What you need to do:
Without omitting anything, return the records precisely as given.

Listed records:
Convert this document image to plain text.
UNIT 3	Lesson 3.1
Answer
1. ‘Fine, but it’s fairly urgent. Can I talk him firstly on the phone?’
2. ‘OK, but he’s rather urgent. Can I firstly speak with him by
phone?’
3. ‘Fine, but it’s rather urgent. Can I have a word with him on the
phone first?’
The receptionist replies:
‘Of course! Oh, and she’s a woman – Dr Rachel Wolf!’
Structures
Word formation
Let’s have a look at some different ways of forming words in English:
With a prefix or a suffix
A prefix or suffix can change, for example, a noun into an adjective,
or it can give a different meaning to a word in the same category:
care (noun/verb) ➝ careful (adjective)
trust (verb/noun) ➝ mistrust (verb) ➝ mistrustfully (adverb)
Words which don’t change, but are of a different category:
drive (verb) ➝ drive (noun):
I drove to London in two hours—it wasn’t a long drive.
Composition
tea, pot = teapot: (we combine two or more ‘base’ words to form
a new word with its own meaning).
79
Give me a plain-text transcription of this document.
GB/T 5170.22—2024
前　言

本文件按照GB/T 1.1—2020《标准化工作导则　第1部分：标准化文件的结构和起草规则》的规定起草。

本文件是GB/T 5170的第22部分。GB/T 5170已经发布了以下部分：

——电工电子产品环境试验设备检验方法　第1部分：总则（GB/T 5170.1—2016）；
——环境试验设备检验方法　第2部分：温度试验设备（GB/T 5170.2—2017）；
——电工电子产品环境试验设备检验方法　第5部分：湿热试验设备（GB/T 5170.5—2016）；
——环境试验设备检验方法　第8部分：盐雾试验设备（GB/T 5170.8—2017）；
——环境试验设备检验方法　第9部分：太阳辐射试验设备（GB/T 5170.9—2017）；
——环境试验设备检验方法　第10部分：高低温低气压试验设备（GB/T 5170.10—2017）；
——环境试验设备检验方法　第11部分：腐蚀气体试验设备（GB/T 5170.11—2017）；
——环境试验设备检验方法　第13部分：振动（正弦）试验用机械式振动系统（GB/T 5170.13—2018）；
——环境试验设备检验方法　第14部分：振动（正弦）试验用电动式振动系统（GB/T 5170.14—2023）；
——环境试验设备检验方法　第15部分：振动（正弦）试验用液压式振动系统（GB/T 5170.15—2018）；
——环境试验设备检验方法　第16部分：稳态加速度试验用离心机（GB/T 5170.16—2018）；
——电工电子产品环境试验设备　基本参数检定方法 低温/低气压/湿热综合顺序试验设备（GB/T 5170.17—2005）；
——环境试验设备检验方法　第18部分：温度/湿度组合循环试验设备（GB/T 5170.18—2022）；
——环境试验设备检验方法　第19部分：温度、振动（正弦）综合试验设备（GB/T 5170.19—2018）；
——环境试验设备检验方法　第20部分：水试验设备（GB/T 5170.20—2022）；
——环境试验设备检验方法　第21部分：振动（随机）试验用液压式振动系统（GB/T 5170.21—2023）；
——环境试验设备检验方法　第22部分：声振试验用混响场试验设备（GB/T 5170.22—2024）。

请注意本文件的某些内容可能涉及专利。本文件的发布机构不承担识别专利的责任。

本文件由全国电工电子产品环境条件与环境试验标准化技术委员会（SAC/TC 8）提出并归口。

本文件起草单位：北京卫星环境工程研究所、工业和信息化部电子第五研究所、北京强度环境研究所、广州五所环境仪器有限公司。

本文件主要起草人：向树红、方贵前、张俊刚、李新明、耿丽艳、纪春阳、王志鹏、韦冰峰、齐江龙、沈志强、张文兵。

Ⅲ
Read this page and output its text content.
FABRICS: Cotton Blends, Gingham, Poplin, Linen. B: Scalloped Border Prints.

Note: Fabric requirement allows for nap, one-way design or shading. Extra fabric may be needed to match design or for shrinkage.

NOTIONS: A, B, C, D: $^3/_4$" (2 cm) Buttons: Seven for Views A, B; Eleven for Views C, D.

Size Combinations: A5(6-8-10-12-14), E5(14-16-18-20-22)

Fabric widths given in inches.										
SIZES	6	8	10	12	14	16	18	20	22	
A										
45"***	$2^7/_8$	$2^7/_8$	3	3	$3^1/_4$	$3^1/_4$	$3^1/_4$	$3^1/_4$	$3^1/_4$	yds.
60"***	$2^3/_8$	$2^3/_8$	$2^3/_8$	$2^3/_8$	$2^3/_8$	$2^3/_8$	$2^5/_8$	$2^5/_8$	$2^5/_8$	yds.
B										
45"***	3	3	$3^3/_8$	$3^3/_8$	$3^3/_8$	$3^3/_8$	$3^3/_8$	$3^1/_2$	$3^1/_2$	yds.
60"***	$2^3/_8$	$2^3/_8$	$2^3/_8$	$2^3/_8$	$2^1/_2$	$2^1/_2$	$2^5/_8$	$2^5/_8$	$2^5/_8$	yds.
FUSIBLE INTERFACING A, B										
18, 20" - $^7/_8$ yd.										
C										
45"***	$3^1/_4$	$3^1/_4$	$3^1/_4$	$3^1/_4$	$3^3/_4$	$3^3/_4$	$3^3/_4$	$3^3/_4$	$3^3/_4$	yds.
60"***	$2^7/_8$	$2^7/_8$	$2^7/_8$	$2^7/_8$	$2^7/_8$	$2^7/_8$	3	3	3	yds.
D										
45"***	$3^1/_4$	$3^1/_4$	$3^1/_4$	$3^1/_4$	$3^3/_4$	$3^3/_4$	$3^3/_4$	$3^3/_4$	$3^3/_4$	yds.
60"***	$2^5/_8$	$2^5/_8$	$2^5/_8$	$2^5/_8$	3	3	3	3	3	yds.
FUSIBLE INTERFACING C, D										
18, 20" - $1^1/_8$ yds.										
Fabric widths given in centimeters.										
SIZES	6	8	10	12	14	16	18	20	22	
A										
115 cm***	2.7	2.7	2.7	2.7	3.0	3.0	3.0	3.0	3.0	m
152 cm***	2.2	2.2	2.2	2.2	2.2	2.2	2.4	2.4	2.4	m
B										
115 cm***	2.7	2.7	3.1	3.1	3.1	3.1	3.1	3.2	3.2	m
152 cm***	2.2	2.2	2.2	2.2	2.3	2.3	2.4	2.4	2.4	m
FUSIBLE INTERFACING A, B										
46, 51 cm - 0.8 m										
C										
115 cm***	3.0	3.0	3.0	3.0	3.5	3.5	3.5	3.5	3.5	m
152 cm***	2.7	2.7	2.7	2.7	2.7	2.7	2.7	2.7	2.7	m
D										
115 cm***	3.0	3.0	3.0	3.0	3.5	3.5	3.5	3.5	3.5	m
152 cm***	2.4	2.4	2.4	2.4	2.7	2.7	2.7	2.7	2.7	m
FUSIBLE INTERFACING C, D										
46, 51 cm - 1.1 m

Solution for this problem:
Convert this document image to plain text.
UNIT 3	Lesson 3.1
Answer
1. ‘Fine, but it’s fairly urgent. Can I talk him firstly on the phone?’
2. ‘OK, but he’s rather urgent. Can I firstly speak with him by
phone?’
3. ‘Fine, but it’s rather urgent. Can I have a word with him on the
phone first?’
The receptionist replies:
‘Of course! Oh, and she’s a woman – Dr Rachel Wolf!’
Structures
Word formation
Let’s have a look at some different ways of forming words in English:
With a prefix or a suffix
A prefix or suffix can change, for example, a noun into an adjective,
or it can give a different meaning to a word in the same category:
care (noun/verb) ➝ careful (adjective)
trust (verb/noun) ➝ mistrust (verb) ➝ mistrustfully (adverb)
Words which don’t change, but are of a different category:
drive (verb) ➝ drive (noun):
I drove to London in two hours—it wasn’t a long drive.
Composition
tea, pot = teapot: (we combine two or more ‘base’ words to form
a new word with its own meaning).
79
Give me a plain-text transcription of this document.
GB/T 5170.22—2024
前　言

本文件按照GB/T 1.1—2020《标准化工作导则　第1部分：标准化文件的结构和起草规则》的规定起草。

本文件是GB/T 5170的第22部分。GB/T 5170已经发布了以下部分：

——电工电子产品环境试验设备检验方法　第1部分：总则（GB/T 5170.1—2016）；
——环境试验设备检验方法　第2部分：温度试验设备（GB/T 5170.2—2017）；
——电工电子产品环境试验设备检验方法　第5部分：湿热试验设备（GB/T 5170.5—2016）；
——环境试验设备检验方法　第8部分：盐雾试验设备（GB/T 5170.8—2017）；
——环境试验设备检验方法　第9部分：太阳辐射试验设备（GB/T 5170.9—2017）；
——环境试验设备检验方法　第10部分：高低温低气压试验设备（GB/T 5170.10—2017）；
——环境试验设备检验方法　第11部分：腐蚀气体试验设备（GB/T 5170.11—2017）；
——环境试验设备检验方法　第13部分：振动（正弦）试验用机械式振动系统（GB/T 5170.13—2018）；
——环境试验设备检验方法　第14部分：振动（正弦）试验用电动式振动系统（GB/T 5170.14—2023）；
——环境试验设备检验方法　第15部分：振动（正弦）试验用液压式振动系统（GB/T 5170.15—2018）；
——环境试验设备检验方法　第16部分：稳态加速度试验用离心机（GB/T 5170.16—2018）；
——电工电子产品环境试验设备　基本参数检定方法 低温/低气压/湿热综合顺序试验设备（GB/T 5170.17—2005）；
——环境试验设备检验方法　第18部分：温度/湿度组合循环试验设备（GB/T 5170.18—2022）；
——环境试验设备检验方法　第19部分：温度、振动（正弦）综合试验设备（GB/T 5170.19—2018）；
——环境试验设备检验方法　第20部分：水试验设备（GB/T 5170.20—2022）；
——环境试验设备检验方法　第21部分：振动（随机）试验用液压式振动系统（GB/T 5170.21—2023）；
——环境试验设备检验方法　第22部分：声振试验用混响场试验设备（GB/T 5170.22—2024）。

请注意本文件的某些内容可能涉及专利。本文件的发布机构不承担识别专利的责任。

本文件由全国电工电子产品环境条件与环境试验标准化技术委员会（SAC/TC 8）提出并归口。

本文件起草单位：北京卫星环境工程研究所、工业和信息化部电子第五研究所、北京强度环境研究所、广州五所环境仪器有限公司。

本文件主要起草人：向树红、方贵前、张俊刚、李新明、耿丽艳、纪春阳、王志鹏、韦冰峰、齐江龙、沈志强、张文兵。

Ⅲ
Read this page and output its text content.
FABRICS: Cotton Blends, Gingham, Poplin, Linen. B: Scalloped Border Prints.

Note: Fabric requirement allows for nap, one-way design or shading. Extra fabric may be needed to match design or for shrinkage.

NOTIONS: A, B, C, D: $^3/_4$" (2 cm) Buttons: Seven for Views A, B; Eleven for Views C, D.

Size Combinations: A5(6-8-10-12-14), E5(14-16-18-20-22)

Fabric widths given in inches.										
SIZES	6	8	10	12	14	16	18	20	22	
A										
45"***	$2^7/_8$	$2^7/_8$	3	3	$3^1/_4$	$3^1/_4$	$3^1/_4$	$3^1/_4$	$3^1/_4$	yds.
60"***	$2^3/_8$	$2^3/_8$	$2^3/_8$	$2^3/_8$	$2^3/_8$	$2^3/_8$	$2^5/_8$	$2^5/_8$	$2^5/_8$	yds.
B										
45"***	3	3	$3^3/_8$	$3^3/_8$	$3^3/_8$	$3^3/_8$	$3^3/_8$	$3^1/_2$	$3^1/_2$	yds.
60"***	$2^3/_8$	$2^3/_8$	$2^3/_8$	$2^3/_8$	$2^1/_2$	$2^1/_2$	$2^5/_8$	$2^5/_8$	$2^5/_8$	yds.
FUSIBLE INTERFACING A, B										
18, 20" - $^7/_8$ yd.										
C										
45"***	$3^1/_4$	$3^1/_4$	$3^1/_4$	$3^1/_4$	$3^3/_4$	$3^3/_4$	$3^3/_4$	$3^3/_4$	$3^3/_4$	yds.
60"***	$2^7/_8$	$2^7/_8$	$2^7/_8$	$2^7/_8$	$2^7/_8$	$2^7/_8$	3	3	3	yds.
D										
45"***	$3^1/_4$	$3^1/_4$	$3^1/_4$	$3^1/_4$	$3^3/_4$	$3^3/_4$	$3^3/_4$	$3^3/_4$	$3^3/_4$	yds.
60"***	$2^5/_8$	$2^5/_8$	$2^5/_8$	$2^5/_8$	3	3	3	3	3	yds.
FUSIBLE INTERFACING C, D										
18, 20" - $1^1/_8$ yds.										
Fabric widths given in centimeters.										
SIZES	6	8	10	12	14	16	18	20	22	
A										
115 cm***	2.7	2.7	2.7	2.7	3.0	3.0	3.0	3.0	3.0	m
152 cm***	2.2	2.2	2.2	2.2	2.2	2.2	2.4	2.4	2.4	m
B										
115 cm***	2.7	2.7	3.1	3.1	3.1	3.1	3.1	3.2	3.2	m
152 cm***	2.2	2.2	2.2	2.2	2.3	2.3	2.4	2.4	2.4	m
FUSIBLE INTERFACING A, B										
46, 51 cm - 0.8 m										
C										
115 cm***	3.0	3.0	3.0	3.0	3.5	3.5	3.5	3.5	3.5	m
152 cm***	2.7	2.7	2.7	2.7	2.7	2.7	2.7	2.7	2.7	m
D										
115 cm***	3.0	3.0	3.0	3.0	3.5	3.5	3.5	3.5	3.5	m
152 cm***	2.4	2.4	2.4	2.4	2.7	2.7	2.7	2.7	2.7	m
FUSIBLE INTERFACING C, D										
46, 51 cm - 1.1 m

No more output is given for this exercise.